# start of MATERIAL TO PROCESS

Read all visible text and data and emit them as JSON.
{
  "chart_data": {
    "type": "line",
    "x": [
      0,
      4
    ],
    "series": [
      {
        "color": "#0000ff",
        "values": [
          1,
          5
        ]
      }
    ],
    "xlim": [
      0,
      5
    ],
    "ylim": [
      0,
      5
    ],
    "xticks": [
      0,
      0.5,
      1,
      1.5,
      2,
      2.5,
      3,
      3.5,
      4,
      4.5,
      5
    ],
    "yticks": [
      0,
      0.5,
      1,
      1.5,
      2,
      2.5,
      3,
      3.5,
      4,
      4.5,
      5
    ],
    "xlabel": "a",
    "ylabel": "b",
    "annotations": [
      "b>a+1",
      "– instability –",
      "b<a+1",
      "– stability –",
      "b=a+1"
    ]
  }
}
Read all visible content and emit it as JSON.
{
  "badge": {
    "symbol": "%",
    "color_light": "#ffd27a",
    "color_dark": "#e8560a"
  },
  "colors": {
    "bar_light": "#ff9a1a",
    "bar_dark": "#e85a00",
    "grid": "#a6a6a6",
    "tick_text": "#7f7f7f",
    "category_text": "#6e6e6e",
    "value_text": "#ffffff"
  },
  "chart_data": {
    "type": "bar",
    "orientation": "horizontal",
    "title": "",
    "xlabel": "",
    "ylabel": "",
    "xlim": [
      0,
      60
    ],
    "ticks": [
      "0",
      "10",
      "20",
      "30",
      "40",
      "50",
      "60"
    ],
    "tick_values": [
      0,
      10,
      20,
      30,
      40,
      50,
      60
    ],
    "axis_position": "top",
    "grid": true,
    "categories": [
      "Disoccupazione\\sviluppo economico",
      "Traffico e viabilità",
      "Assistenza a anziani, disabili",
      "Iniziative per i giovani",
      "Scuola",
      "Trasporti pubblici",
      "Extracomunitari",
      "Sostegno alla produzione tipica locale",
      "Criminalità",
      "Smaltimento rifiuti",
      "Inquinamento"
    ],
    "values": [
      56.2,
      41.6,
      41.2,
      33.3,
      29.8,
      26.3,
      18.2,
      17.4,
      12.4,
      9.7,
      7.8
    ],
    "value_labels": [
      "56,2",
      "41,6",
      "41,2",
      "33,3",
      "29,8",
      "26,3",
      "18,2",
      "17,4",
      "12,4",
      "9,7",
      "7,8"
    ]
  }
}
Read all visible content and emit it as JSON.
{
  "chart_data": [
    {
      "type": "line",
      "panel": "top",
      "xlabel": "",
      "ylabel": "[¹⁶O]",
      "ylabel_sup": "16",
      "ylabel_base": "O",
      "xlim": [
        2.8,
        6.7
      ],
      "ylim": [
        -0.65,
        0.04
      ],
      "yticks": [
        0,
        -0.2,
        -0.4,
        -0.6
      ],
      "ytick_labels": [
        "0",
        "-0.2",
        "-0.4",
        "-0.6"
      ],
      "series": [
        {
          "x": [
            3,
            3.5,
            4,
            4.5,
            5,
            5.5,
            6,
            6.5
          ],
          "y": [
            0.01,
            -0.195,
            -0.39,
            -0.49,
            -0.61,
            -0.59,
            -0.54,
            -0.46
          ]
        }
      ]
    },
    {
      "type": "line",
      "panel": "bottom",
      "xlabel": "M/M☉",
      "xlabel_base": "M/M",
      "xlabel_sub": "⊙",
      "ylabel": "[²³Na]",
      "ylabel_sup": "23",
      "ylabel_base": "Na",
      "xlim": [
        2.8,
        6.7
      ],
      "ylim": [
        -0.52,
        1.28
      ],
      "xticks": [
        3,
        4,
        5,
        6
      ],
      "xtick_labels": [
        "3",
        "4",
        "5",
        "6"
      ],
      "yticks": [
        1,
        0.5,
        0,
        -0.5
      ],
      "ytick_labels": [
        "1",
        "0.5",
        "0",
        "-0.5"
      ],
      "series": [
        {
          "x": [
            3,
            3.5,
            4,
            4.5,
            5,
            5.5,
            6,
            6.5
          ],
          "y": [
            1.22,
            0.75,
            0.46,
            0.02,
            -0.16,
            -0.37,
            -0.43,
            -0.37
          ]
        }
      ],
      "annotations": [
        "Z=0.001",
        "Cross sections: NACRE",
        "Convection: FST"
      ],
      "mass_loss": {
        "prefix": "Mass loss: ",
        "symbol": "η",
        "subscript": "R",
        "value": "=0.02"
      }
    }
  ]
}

# end of MATERIAL TO PROCESS

Retype each record exactly, leaving nothing out.

RESPONSE:
Read all visible text and data and emit them as JSON.
{
  "chart_data": {
    "type": "line",
    "x": [
      0,
      4
    ],
    "series": [
      {
        "color": "#0000ff",
        "values": [
          1,
          5
        ]
      }
    ],
    "xlim": [
      0,
      5
    ],
    "ylim": [
      0,
      5
    ],
    "xticks": [
      0,
      0.5,
      1,
      1.5,
      2,
      2.5,
      3,
      3.5,
      4,
      4.5,
      5
    ],
    "yticks": [
      0,
      0.5,
      1,
      1.5,
      2,
      2.5,
      3,
      3.5,
      4,
      4.5,
      5
    ],
    "xlabel": "a",
    "ylabel": "b",
    "annotations": [
      "b>a+1",
      "– instability –",
      "b<a+1",
      "– stability –",
      "b=a+1"
    ]
  }
}
Read all visible content and emit it as JSON.
{
  "badge": {
    "symbol": "%",
    "color_light": "#ffd27a",
    "color_dark": "#e8560a"
  },
  "colors": {
    "bar_light": "#ff9a1a",
    "bar_dark": "#e85a00",
    "grid": "#a6a6a6",
    "tick_text": "#7f7f7f",
    "category_text": "#6e6e6e",
    "value_text": "#ffffff"
  },
  "chart_data": {
    "type": "bar",
    "orientation": "horizontal",
    "title": "",
    "xlabel": "",
    "ylabel": "",
    "xlim": [
      0,
      60
    ],
    "ticks": [
      "0",
      "10",
      "20",
      "30",
      "40",
      "50",
      "60"
    ],
    "tick_values": [
      0,
      10,
      20,
      30,
      40,
      50,
      60
    ],
    "axis_position": "top",
    "grid": true,
    "categories": [
      "Disoccupazione\\sviluppo economico",
      "Traffico e viabilità",
      "Assistenza a anziani, disabili",
      "Iniziative per i giovani",
      "Scuola",
      "Trasporti pubblici",
      "Extracomunitari",
      "Sostegno alla produzione tipica locale",
      "Criminalità",
      "Smaltimento rifiuti",
      "Inquinamento"
    ],
    "values": [
      56.2,
      41.6,
      41.2,
      33.3,
      29.8,
      26.3,
      18.2,
      17.4,
      12.4,
      9.7,
      7.8
    ],
    "value_labels": [
      "56,2",
      "41,6",
      "41,2",
      "33,3",
      "29,8",
      "26,3",
      "18,2",
      "17,4",
      "12,4",
      "9,7",
      "7,8"
    ]
  }
}
Read all visible content and emit it as JSON.
{
  "chart_data": [
    {
      "type": "line",
      "panel": "top",
      "xlabel": "",
      "ylabel": "[¹⁶O]",
      "ylabel_sup": "16",
      "ylabel_base": "O",
      "xlim": [
        2.8,
        6.7
      ],
      "ylim": [
        -0.65,
        0.04
      ],
      "yticks": [
        0,
        -0.2,
        -0.4,
        -0.6
      ],
      "ytick_labels": [
        "0",
        "-0.2",
        "-0.4",
        "-0.6"
      ],
      "series": [
        {
          "x": [
            3,
            3.5,
            4,
            4.5,
            5,
            5.5,
            6,
            6.5
          ],
          "y": [
            0.01,
            -0.195,
            -0.39,
            -0.49,
            -0.61,
            -0.59,
            -0.54,
            -0.46
          ]
        }
      ]
    },
    {
      "type": "line",
      "panel": "bottom",
      "xlabel": "M/M☉",
      "xlabel_base": "M/M",
      "xlabel_sub": "⊙",
      "ylabel": "[²³Na]",
      "ylabel_sup": "23",
      "ylabel_base": "Na",
      "xlim": [
        2.8,
        6.7
      ],
      "ylim": [
        -0.52,
        1.28
      ],
      "xticks": [
        3,
        4,
        5,
        6
      ],
      "xtick_labels": [
        "3",
        "4",
        "5",
        "6"
      ],
      "yticks": [
        1,
        0.5,
        0,
        -0.5
      ],
      "ytick_labels": [
        "1",
        "0.5",
        "0",
        "-0.5"
      ],
      "series": [
        {
          "x": [
            3,
            3.5,
            4,
            4.5,
            5,
            5.5,
            6,
            6.5
          ],
          "y": [
            1.22,
            0.75,
            0.46,
            0.02,
            -0.16,
            -0.37,
            -0.43,
            -0.37
          ]
        }
      ],
      "annotations": [
        "Z=0.001",
        "Cross sections: NACRE",
        "Convection: FST"
      ],
      "mass_loss": {
        "prefix": "Mass loss: ",
        "symbol": "η",
        "subscript": "R",
        "value": "=0.02"
      }
    }
  ]
}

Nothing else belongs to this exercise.